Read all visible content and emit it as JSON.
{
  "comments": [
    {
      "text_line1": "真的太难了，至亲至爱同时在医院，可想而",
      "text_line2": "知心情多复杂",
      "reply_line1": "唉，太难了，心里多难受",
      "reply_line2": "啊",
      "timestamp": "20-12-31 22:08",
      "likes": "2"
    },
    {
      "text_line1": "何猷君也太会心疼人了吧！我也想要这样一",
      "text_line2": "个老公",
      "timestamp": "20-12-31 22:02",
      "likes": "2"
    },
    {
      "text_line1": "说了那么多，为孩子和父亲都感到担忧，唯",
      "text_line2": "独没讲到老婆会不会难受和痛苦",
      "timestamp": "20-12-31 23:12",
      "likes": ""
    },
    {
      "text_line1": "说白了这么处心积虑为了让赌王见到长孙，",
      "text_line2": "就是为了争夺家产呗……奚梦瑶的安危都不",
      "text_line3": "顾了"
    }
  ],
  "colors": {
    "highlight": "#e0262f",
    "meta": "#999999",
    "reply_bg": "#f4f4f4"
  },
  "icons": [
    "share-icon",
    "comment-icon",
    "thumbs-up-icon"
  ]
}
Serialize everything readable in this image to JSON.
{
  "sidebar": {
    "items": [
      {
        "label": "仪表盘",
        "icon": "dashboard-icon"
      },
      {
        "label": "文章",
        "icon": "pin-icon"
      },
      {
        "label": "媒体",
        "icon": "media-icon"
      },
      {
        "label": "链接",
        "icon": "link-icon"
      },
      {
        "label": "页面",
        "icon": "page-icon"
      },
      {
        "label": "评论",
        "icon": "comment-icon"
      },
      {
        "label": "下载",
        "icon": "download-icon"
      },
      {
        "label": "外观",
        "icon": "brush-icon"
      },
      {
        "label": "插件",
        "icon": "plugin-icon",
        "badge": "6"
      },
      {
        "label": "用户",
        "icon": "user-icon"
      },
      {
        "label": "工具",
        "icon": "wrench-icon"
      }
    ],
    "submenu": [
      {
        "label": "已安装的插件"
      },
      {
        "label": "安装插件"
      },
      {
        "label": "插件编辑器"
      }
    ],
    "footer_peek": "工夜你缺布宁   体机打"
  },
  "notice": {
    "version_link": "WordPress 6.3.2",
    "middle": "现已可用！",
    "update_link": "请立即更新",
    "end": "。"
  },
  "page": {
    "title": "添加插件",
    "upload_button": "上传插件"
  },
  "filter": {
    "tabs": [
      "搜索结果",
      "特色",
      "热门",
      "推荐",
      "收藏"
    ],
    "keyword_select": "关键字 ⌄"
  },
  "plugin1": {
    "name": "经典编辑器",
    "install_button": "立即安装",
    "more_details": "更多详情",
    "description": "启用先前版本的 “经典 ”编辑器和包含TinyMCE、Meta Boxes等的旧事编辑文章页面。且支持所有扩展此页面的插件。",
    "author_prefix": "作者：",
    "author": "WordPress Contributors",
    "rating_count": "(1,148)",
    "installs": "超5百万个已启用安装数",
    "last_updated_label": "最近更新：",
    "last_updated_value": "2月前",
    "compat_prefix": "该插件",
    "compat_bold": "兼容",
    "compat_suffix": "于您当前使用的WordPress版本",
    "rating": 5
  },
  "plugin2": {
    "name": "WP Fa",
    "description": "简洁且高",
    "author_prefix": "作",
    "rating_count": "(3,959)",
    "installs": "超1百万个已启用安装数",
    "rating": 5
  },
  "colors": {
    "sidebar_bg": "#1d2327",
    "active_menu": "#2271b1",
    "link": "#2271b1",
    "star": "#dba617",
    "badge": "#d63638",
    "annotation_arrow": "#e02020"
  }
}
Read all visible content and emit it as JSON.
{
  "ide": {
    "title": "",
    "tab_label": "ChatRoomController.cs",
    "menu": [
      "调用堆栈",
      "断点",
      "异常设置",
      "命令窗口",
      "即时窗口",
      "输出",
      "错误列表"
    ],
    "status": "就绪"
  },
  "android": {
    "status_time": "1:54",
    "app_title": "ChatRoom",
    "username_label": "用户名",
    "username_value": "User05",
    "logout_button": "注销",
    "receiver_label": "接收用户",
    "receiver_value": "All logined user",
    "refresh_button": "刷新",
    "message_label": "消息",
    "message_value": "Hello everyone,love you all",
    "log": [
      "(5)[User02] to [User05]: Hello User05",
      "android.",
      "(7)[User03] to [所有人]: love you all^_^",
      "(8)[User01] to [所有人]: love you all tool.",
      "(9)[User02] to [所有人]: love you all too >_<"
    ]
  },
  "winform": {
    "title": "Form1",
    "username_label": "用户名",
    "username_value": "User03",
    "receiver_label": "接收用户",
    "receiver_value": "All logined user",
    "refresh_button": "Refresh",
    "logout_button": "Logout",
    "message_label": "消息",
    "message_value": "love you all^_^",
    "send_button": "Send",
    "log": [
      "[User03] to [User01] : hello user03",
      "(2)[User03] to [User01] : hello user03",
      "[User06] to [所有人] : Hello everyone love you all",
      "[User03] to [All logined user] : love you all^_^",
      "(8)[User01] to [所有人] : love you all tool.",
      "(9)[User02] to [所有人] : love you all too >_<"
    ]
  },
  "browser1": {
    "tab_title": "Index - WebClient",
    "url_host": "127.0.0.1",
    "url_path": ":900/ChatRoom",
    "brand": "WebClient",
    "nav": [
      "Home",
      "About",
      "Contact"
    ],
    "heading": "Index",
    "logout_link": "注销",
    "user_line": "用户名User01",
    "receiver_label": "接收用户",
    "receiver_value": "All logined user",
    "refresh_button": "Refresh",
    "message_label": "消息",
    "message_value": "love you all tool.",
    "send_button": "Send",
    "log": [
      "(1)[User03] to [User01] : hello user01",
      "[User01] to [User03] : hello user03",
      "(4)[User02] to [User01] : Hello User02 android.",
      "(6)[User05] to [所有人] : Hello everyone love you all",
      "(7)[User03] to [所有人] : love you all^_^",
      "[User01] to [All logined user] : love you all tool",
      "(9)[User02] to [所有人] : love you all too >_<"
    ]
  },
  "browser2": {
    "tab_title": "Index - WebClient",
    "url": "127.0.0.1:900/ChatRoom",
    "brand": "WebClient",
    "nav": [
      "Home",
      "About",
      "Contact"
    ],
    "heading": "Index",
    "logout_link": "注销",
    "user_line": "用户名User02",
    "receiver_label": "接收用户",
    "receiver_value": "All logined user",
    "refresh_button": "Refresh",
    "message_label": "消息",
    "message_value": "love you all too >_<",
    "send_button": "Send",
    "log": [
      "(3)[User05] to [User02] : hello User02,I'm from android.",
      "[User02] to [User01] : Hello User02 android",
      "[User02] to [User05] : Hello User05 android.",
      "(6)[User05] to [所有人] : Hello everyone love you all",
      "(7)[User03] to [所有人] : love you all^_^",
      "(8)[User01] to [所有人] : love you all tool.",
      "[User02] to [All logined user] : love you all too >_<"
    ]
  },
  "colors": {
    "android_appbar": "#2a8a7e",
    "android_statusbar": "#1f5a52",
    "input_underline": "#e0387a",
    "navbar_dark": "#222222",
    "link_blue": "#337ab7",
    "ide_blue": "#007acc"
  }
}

(What you will do): Each line of the material should be duplicated exactly, please.

(Answer to the task):
Read all visible content and emit it as JSON.
{
  "comments": [
    {
      "text_line1": "真的太难了，至亲至爱同时在医院，可想而",
      "text_line2": "知心情多复杂",
      "reply_line1": "唉，太难了，心里多难受",
      "reply_line2": "啊",
      "timestamp": "20-12-31 22:08",
      "likes": "2"
    },
    {
      "text_line1": "何猷君也太会心疼人了吧！我也想要这样一",
      "text_line2": "个老公",
      "timestamp": "20-12-31 22:02",
      "likes": "2"
    },
    {
      "text_line1": "说了那么多，为孩子和父亲都感到担忧，唯",
      "text_line2": "独没讲到老婆会不会难受和痛苦",
      "timestamp": "20-12-31 23:12",
      "likes": ""
    },
    {
      "text_line1": "说白了这么处心积虑为了让赌王见到长孙，",
      "text_line2": "就是为了争夺家产呗……奚梦瑶的安危都不",
      "text_line3": "顾了"
    }
  ],
  "colors": {
    "highlight": "#e0262f",
    "meta": "#999999",
    "reply_bg": "#f4f4f4"
  },
  "icons": [
    "share-icon",
    "comment-icon",
    "thumbs-up-icon"
  ]
}
Serialize everything readable in this image to JSON.
{
  "sidebar": {
    "items": [
      {
        "label": "仪表盘",
        "icon": "dashboard-icon"
      },
      {
        "label": "文章",
        "icon": "pin-icon"
      },
      {
        "label": "媒体",
        "icon": "media-icon"
      },
      {
        "label": "链接",
        "icon": "link-icon"
      },
      {
        "label": "页面",
        "icon": "page-icon"
      },
      {
        "label": "评论",
        "icon": "comment-icon"
      },
      {
        "label": "下载",
        "icon": "download-icon"
      },
      {
        "label": "外观",
        "icon": "brush-icon"
      },
      {
        "label": "插件",
        "icon": "plugin-icon",
        "badge": "6"
      },
      {
        "label": "用户",
        "icon": "user-icon"
      },
      {
        "label": "工具",
        "icon": "wrench-icon"
      }
    ],
    "submenu": [
      {
        "label": "已安装的插件"
      },
      {
        "label": "安装插件"
      },
      {
        "label": "插件编辑器"
      }
    ],
    "footer_peek": "工夜你缺布宁   体机打"
  },
  "notice": {
    "version_link": "WordPress 6.3.2",
    "middle": "现已可用！",
    "update_link": "请立即更新",
    "end": "。"
  },
  "page": {
    "title": "添加插件",
    "upload_button": "上传插件"
  },
  "filter": {
    "tabs": [
      "搜索结果",
      "特色",
      "热门",
      "推荐",
      "收藏"
    ],
    "keyword_select": "关键字 ⌄"
  },
  "plugin1": {
    "name": "经典编辑器",
    "install_button": "立即安装",
    "more_details": "更多详情",
    "description": "启用先前版本的 “经典 ”编辑器和包含TinyMCE、Meta Boxes等的旧事编辑文章页面。且支持所有扩展此页面的插件。",
    "author_prefix": "作者：",
    "author": "WordPress Contributors",
    "rating_count": "(1,148)",
    "installs": "超5百万个已启用安装数",
    "last_updated_label": "最近更新：",
    "last_updated_value": "2月前",
    "compat_prefix": "该插件",
    "compat_bold": "兼容",
    "compat_suffix": "于您当前使用的WordPress版本",
    "rating": 5
  },
  "plugin2": {
    "name": "WP Fa",
    "description": "简洁且高",
    "author_prefix": "作",
    "rating_count": "(3,959)",
    "installs": "超1百万个已启用安装数",
    "rating": 5
  },
  "colors": {
    "sidebar_bg": "#1d2327",
    "active_menu": "#2271b1",
    "link": "#2271b1",
    "star": "#dba617",
    "badge": "#d63638",
    "annotation_arrow": "#e02020"
  }
}
Read all visible content and emit it as JSON.
{
  "ide": {
    "title": "",
    "tab_label": "ChatRoomController.cs",
    "menu": [
      "调用堆栈",
      "断点",
      "异常设置",
      "命令窗口",
      "即时窗口",
      "输出",
      "错误列表"
    ],
    "status": "就绪"
  },
  "android": {
    "status_time": "1:54",
    "app_title": "ChatRoom",
    "username_label": "用户名",
    "username_value": "User05",
    "logout_button": "注销",
    "receiver_label": "接收用户",
    "receiver_value": "All logined user",
    "refresh_button": "刷新",
    "message_label": "消息",
    "message_value": "Hello everyone,love you all",
    "log": [
      "(5)[User02] to [User05]: Hello User05",
      "android.",
      "(7)[User03] to [所有人]: love you all^_^",
      "(8)[User01] to [所有人]: love you all tool.",
      "(9)[User02] to [所有人]: love you all too >_<"
    ]
  },
  "winform": {
    "title": "Form1",
    "username_label": "用户名",
    "username_value": "User03",
    "receiver_label": "接收用户",
    "receiver_value": "All logined user",
    "refresh_button": "Refresh",
    "logout_button": "Logout",
    "message_label": "消息",
    "message_value": "love you all^_^",
    "send_button": "Send",
    "log": [
      "[User03] to [User01] : hello user03",
      "(2)[User03] to [User01] : hello user03",
      "[User06] to [所有人] : Hello everyone love you all",
      "[User03] to [All logined user] : love you all^_^",
      "(8)[User01] to [所有人] : love you all tool.",
      "(9)[User02] to [所有人] : love you all too >_<"
    ]
  },
  "browser1": {
    "tab_title": "Index - WebClient",
    "url_host": "127.0.0.1",
    "url_path": ":900/ChatRoom",
    "brand": "WebClient",
    "nav": [
      "Home",
      "About",
      "Contact"
    ],
    "heading": "Index",
    "logout_link": "注销",
    "user_line": "用户名User01",
    "receiver_label": "接收用户",
    "receiver_value": "All logined user",
    "refresh_button": "Refresh",
    "message_label": "消息",
    "message_value": "love you all tool.",
    "send_button": "Send",
    "log": [
      "(1)[User03] to [User01] : hello user01",
      "[User01] to [User03] : hello user03",
      "(4)[User02] to [User01] : Hello User02 android.",
      "(6)[User05] to [所有人] : Hello everyone love you all",
      "(7)[User03] to [所有人] : love you all^_^",
      "[User01] to [All logined user] : love you all tool",
      "(9)[User02] to [所有人] : love you all too >_<"
    ]
  },
  "browser2": {
    "tab_title": "Index - WebClient",
    "url": "127.0.0.1:900/ChatRoom",
    "brand": "WebClient",
    "nav": [
      "Home",
      "About",
      "Contact"
    ],
    "heading": "Index",
    "logout_link": "注销",
    "user_line": "用户名User02",
    "receiver_label": "接收用户",
    "receiver_value": "All logined user",
    "refresh_button": "Refresh",
    "message_label": "消息",
    "message_value": "love you all too >_<",
    "send_button": "Send",
    "log": [
      "(3)[User05] to [User02] : hello User02,I'm from android.",
      "[User02] to [User01] : Hello User02 android",
      "[User02] to [User05] : Hello User05 android.",
      "(6)[User05] to [所有人] : Hello everyone love you all",
      "(7)[User03] to [所有人] : love you all^_^",
      "(8)[User01] to [所有人] : love you all tool.",
      "[User02] to [All logined user] : love you all too >_<"
    ]
  },
  "colors": {
    "android_appbar": "#2a8a7e",
    "android_statusbar": "#1f5a52",
    "input_underline": "#e0387a",
    "navbar_dark": "#222222",
    "link_blue": "#337ab7",
    "ide_blue": "#007acc"
  }
}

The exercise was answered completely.